◆ Text to read
--- START ---
So Mexico is building backup plans this year.

It’s doubling down on free trade and turning toward allies in Latin America, who are also changing their own tune on trade.

This year, for the first time, 94% of goods moved tax-free across borders in the Pacific Alliance, a trading bloc that includes Mexico, Colombia, Chile and Peru. Formed in 2011, it accounts for half of all trade in the region and covers about 200 million people.

“We are trading as a group of countries in agreement on free trade,” Mexico’s foreign minister, Luis Videgaray,said Wednesday evening in New York. Videgaray spoke alongside the presidents of Colombia and Chile, as well as a Peru’s trade minister.
--- END ---
◆ Requirement 1
Could you copy the passage on Mexico's trade plans word for word, everything from "This year, for" down to "Peru’s trade minister."?
◆ Requirement 2
Can you carry on the article about Mexico's trade alliances, picking up right after its final sentence?

◆ Collected data
--- START ---
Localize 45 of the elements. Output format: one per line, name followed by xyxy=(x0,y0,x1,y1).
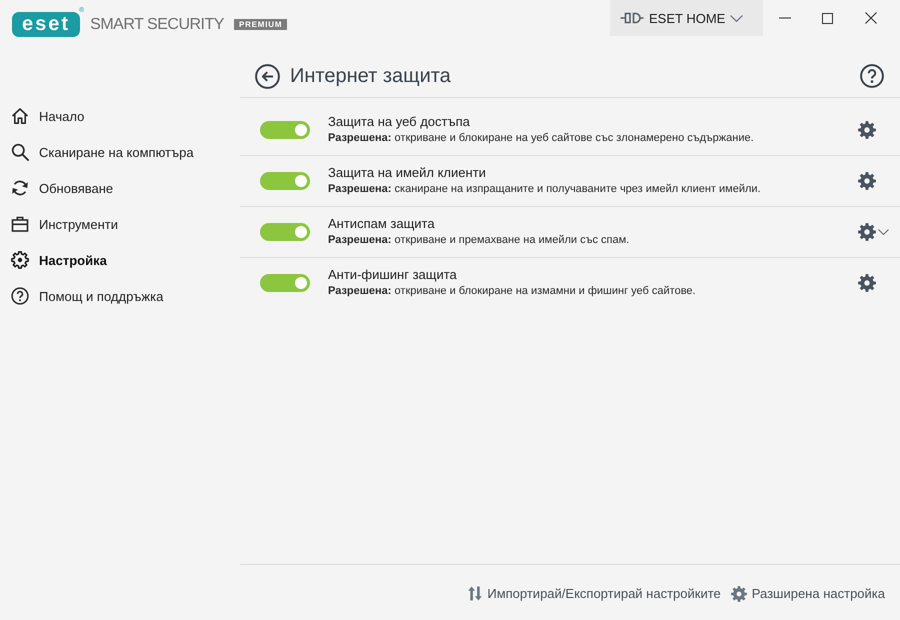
--- END ---
◆ Result 1
This year, for the first time, 94% of goods moved tax-free across borders in the Pacific Alliance, a trading bloc that includes Mexico, Colombia, Chile and Peru. Formed in 2011, it accounts for half of all trade in the region and covers about 200 million people.

“We are trading as a group of countries in agreement on free trade,” Mexico’s foreign minister, Luis Videgaray,said Wednesday evening in New York. Videgaray spoke alongside the presidents of Colombia and Chile, as well as a Peru’s trade minister.

◆ Result 2
Videgaray can’t say the same about Trump being in agreement on trade. Round 3 of NAFTA negotiations between the U.S., Canada and Mexico, begin Saturday September 23rd and major issues remain unresolved.

Some see the alliance as a key part of Mexico’s backup plan if Trump withdraws from NAFTA.

“The Pacific Alliance is a new frontier that’s going to move forward with or without the United States,” says Sergio Guzman, an analyst at Control Risks, a global consulting firm. “Countries are seeing the U.S., not just rhetorically but because of NAFTA, as less and less of a dependent partner.”